Given request:
Edit the lines below, changing "UI component" to "interface component" and keeping everything else the same. Omit the pictures from your output.

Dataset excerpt
▼
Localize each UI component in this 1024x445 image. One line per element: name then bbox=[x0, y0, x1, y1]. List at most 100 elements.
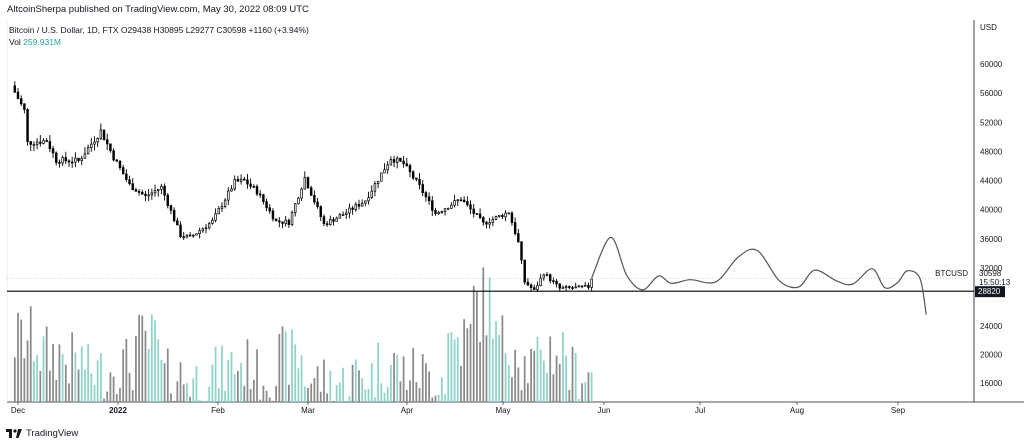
volume-bar bbox=[479, 341, 481, 402]
candle-body bbox=[497, 215, 501, 217]
candle-body bbox=[303, 177, 307, 190]
candle-body bbox=[67, 160, 71, 163]
volume-bar bbox=[319, 391, 322, 402]
candle-body bbox=[427, 196, 431, 202]
candle-body bbox=[402, 160, 405, 165]
volume-bar bbox=[386, 387, 389, 402]
candle-body bbox=[297, 197, 300, 205]
volume-bar bbox=[42, 336, 45, 402]
candle-body bbox=[405, 163, 409, 166]
candle-body bbox=[239, 178, 243, 182]
volume-bar bbox=[163, 363, 166, 402]
volume-bar bbox=[450, 332, 453, 402]
volume-bar bbox=[189, 396, 191, 402]
candle-body bbox=[354, 204, 358, 210]
volume-bar bbox=[485, 335, 488, 402]
volume-bar bbox=[99, 353, 102, 402]
volume-bar bbox=[367, 389, 370, 402]
time-tick-label: Jul bbox=[695, 406, 705, 415]
candle-body bbox=[13, 85, 17, 93]
candle-body bbox=[214, 213, 217, 221]
volume-bar bbox=[552, 374, 555, 402]
candle-body bbox=[93, 141, 96, 145]
candle-body bbox=[443, 208, 447, 212]
candle-body bbox=[437, 211, 440, 214]
volume-bar bbox=[71, 332, 74, 402]
volume-bar bbox=[103, 398, 105, 402]
volume-bar bbox=[523, 356, 526, 402]
candle-body bbox=[217, 208, 220, 215]
volume-bar bbox=[259, 399, 262, 402]
candle-body bbox=[329, 219, 332, 225]
volume-bar bbox=[444, 394, 446, 402]
volume-bar bbox=[549, 336, 552, 402]
volume-bar bbox=[74, 352, 77, 402]
volume-bar bbox=[425, 363, 427, 402]
volume-bar bbox=[568, 390, 571, 402]
candle-body bbox=[431, 200, 434, 211]
candle-body bbox=[587, 284, 590, 288]
volume-bar bbox=[243, 385, 246, 402]
volume-bar bbox=[504, 353, 507, 402]
candle-body bbox=[128, 179, 131, 185]
candle-body bbox=[335, 217, 338, 222]
time-tick-label: Aug bbox=[790, 406, 804, 415]
candle-body bbox=[118, 160, 122, 168]
volume-bar bbox=[578, 398, 580, 402]
candle-body bbox=[163, 185, 166, 196]
volume-bar bbox=[354, 359, 357, 402]
candle-body bbox=[230, 188, 233, 192]
volume-bar bbox=[45, 326, 48, 402]
candle-body bbox=[389, 159, 393, 166]
candle-body bbox=[322, 216, 326, 225]
candle-body bbox=[201, 228, 205, 232]
candle-body bbox=[488, 222, 491, 225]
candle-body bbox=[485, 221, 488, 225]
volume-bar bbox=[182, 384, 185, 402]
volume-bar bbox=[141, 315, 144, 402]
candle-body bbox=[83, 153, 87, 159]
volume-bar bbox=[288, 384, 290, 402]
candle-body bbox=[112, 150, 115, 161]
candle-body bbox=[507, 212, 510, 215]
candle-body bbox=[520, 241, 523, 261]
candle-body bbox=[169, 205, 173, 211]
candle-body bbox=[568, 286, 571, 288]
candle-body bbox=[134, 189, 138, 192]
candle-body bbox=[472, 208, 475, 214]
volume-bar bbox=[495, 321, 497, 402]
time-tick-label: Mar bbox=[301, 406, 315, 415]
volume-bar bbox=[268, 397, 271, 402]
candle-body bbox=[383, 169, 386, 174]
volume-bar bbox=[208, 386, 211, 402]
volume-bar bbox=[377, 342, 379, 402]
volume-bar bbox=[335, 384, 338, 402]
candle-body bbox=[360, 202, 364, 207]
candle-body bbox=[29, 141, 32, 145]
volume-bar bbox=[23, 358, 26, 402]
candle-body bbox=[533, 287, 536, 290]
volume-bar bbox=[488, 277, 491, 402]
candle-body bbox=[450, 204, 453, 209]
last-price-label: 30598 bbox=[979, 269, 1002, 278]
candle-body bbox=[482, 217, 485, 223]
candle-body bbox=[561, 287, 565, 289]
candle-body bbox=[542, 274, 546, 279]
candle-body bbox=[182, 236, 185, 239]
candle-body bbox=[166, 194, 170, 206]
volume-bar bbox=[125, 339, 128, 402]
volume-bar bbox=[533, 350, 536, 402]
volume-bar bbox=[472, 285, 475, 402]
volume-bar bbox=[310, 383, 313, 402]
time-tick-label: Jun bbox=[598, 406, 611, 415]
volume-bar bbox=[176, 381, 179, 402]
price-tick-label: 44000 bbox=[980, 177, 1003, 186]
volume-bar bbox=[13, 357, 16, 402]
projection-drawing-line[interactable] bbox=[591, 236, 927, 315]
volume-bar bbox=[278, 333, 281, 402]
volume-legend: Vol 259.931M bbox=[9, 37, 61, 47]
candle-body bbox=[265, 201, 268, 209]
volume-bar bbox=[33, 361, 35, 402]
volume-bar bbox=[491, 338, 494, 402]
▲
Finished task:
Localize each interface component in this 1024x445 image. One line per element: name then bbox=[x0, y0, x1, y1]. List at most 100 elements.
volume-bar bbox=[479, 341, 481, 402]
candle-body bbox=[497, 215, 501, 217]
candle-body bbox=[303, 177, 307, 190]
candle-body bbox=[67, 160, 71, 163]
volume-bar bbox=[319, 391, 322, 402]
candle-body bbox=[427, 196, 431, 202]
candle-body bbox=[402, 160, 405, 165]
volume-bar bbox=[386, 387, 389, 402]
candle-body bbox=[297, 197, 300, 205]
volume-bar bbox=[42, 336, 45, 402]
candle-body bbox=[405, 163, 409, 166]
candle-body bbox=[239, 178, 243, 182]
volume-bar bbox=[163, 363, 166, 402]
volume-bar bbox=[450, 332, 453, 402]
volume-bar bbox=[189, 396, 191, 402]
candle-body bbox=[354, 204, 358, 210]
volume-bar bbox=[485, 335, 488, 402]
volume-bar bbox=[99, 353, 102, 402]
volume-bar bbox=[367, 389, 370, 402]
time-tick-label: Jul bbox=[695, 406, 705, 415]
candle-body bbox=[13, 85, 17, 93]
candle-body bbox=[214, 213, 217, 221]
volume-bar bbox=[552, 374, 555, 402]
candle-body bbox=[93, 141, 96, 145]
candle-body bbox=[443, 208, 447, 212]
candle-body bbox=[437, 211, 440, 214]
volume-bar bbox=[71, 332, 74, 402]
volume-bar bbox=[103, 398, 105, 402]
volume-bar bbox=[523, 356, 526, 402]
candle-body bbox=[217, 208, 220, 215]
volume-bar bbox=[259, 399, 262, 402]
candle-body bbox=[329, 219, 332, 225]
volume-bar bbox=[444, 394, 446, 402]
volume-bar bbox=[549, 336, 552, 402]
volume-bar bbox=[74, 352, 77, 402]
volume-bar bbox=[425, 363, 427, 402]
volume-bar bbox=[568, 390, 571, 402]
candle-body bbox=[431, 200, 434, 211]
candle-body bbox=[587, 284, 590, 288]
volume-bar bbox=[243, 385, 246, 402]
volume-bar bbox=[504, 353, 507, 402]
candle-body bbox=[128, 179, 131, 185]
candle-body bbox=[335, 217, 338, 222]
time-tick-label: Aug bbox=[790, 406, 804, 415]
candle-body bbox=[118, 160, 122, 168]
volume-bar bbox=[578, 398, 580, 402]
candle-body bbox=[163, 185, 166, 196]
volume-bar bbox=[354, 359, 357, 402]
candle-body bbox=[230, 188, 233, 192]
volume-bar bbox=[45, 326, 48, 402]
candle-body bbox=[389, 159, 393, 166]
candle-body bbox=[322, 216, 326, 225]
candle-body bbox=[201, 228, 205, 232]
candle-body bbox=[488, 222, 491, 225]
candle-body bbox=[485, 221, 488, 225]
volume-bar bbox=[182, 384, 185, 402]
volume-bar bbox=[141, 315, 144, 402]
candle-body bbox=[83, 153, 87, 159]
volume-bar bbox=[288, 384, 290, 402]
candle-body bbox=[112, 150, 115, 161]
candle-body bbox=[507, 212, 510, 215]
candle-body bbox=[520, 241, 523, 261]
candle-body bbox=[169, 205, 173, 211]
candle-body bbox=[568, 286, 571, 288]
candle-body bbox=[134, 189, 138, 192]
candle-body bbox=[472, 208, 475, 214]
volume-bar bbox=[495, 321, 497, 402]
time-tick-label: Mar bbox=[301, 406, 315, 415]
volume-bar bbox=[268, 397, 271, 402]
candle-body bbox=[383, 169, 386, 174]
volume-bar bbox=[208, 386, 211, 402]
volume-bar bbox=[377, 342, 379, 402]
volume-bar bbox=[335, 384, 338, 402]
candle-body bbox=[360, 202, 364, 207]
candle-body bbox=[29, 141, 32, 145]
volume-bar bbox=[23, 358, 26, 402]
candle-body bbox=[533, 287, 536, 290]
volume-bar bbox=[488, 277, 491, 402]
candle-body bbox=[450, 204, 453, 209]
last-price-label: 30598 bbox=[979, 269, 1002, 278]
candle-body bbox=[482, 217, 485, 223]
candle-body bbox=[561, 287, 565, 289]
candle-body bbox=[542, 274, 546, 279]
candle-body bbox=[182, 236, 185, 239]
candle-body bbox=[166, 194, 170, 206]
volume-bar bbox=[125, 339, 128, 402]
volume-bar bbox=[533, 350, 536, 402]
volume-bar bbox=[472, 285, 475, 402]
volume-bar bbox=[310, 383, 313, 402]
time-tick-label: Jun bbox=[598, 406, 611, 415]
volume-bar bbox=[176, 381, 179, 402]
price-tick-label: 44000 bbox=[980, 177, 1003, 186]
volume-bar bbox=[13, 357, 16, 402]
projection-drawing-line[interactable] bbox=[591, 236, 927, 315]
volume-bar bbox=[278, 333, 281, 402]
volume-legend: Vol 259.931M bbox=[9, 37, 61, 47]
candle-body bbox=[265, 201, 268, 209]
volume-bar bbox=[33, 361, 35, 402]
volume-bar bbox=[491, 338, 494, 402]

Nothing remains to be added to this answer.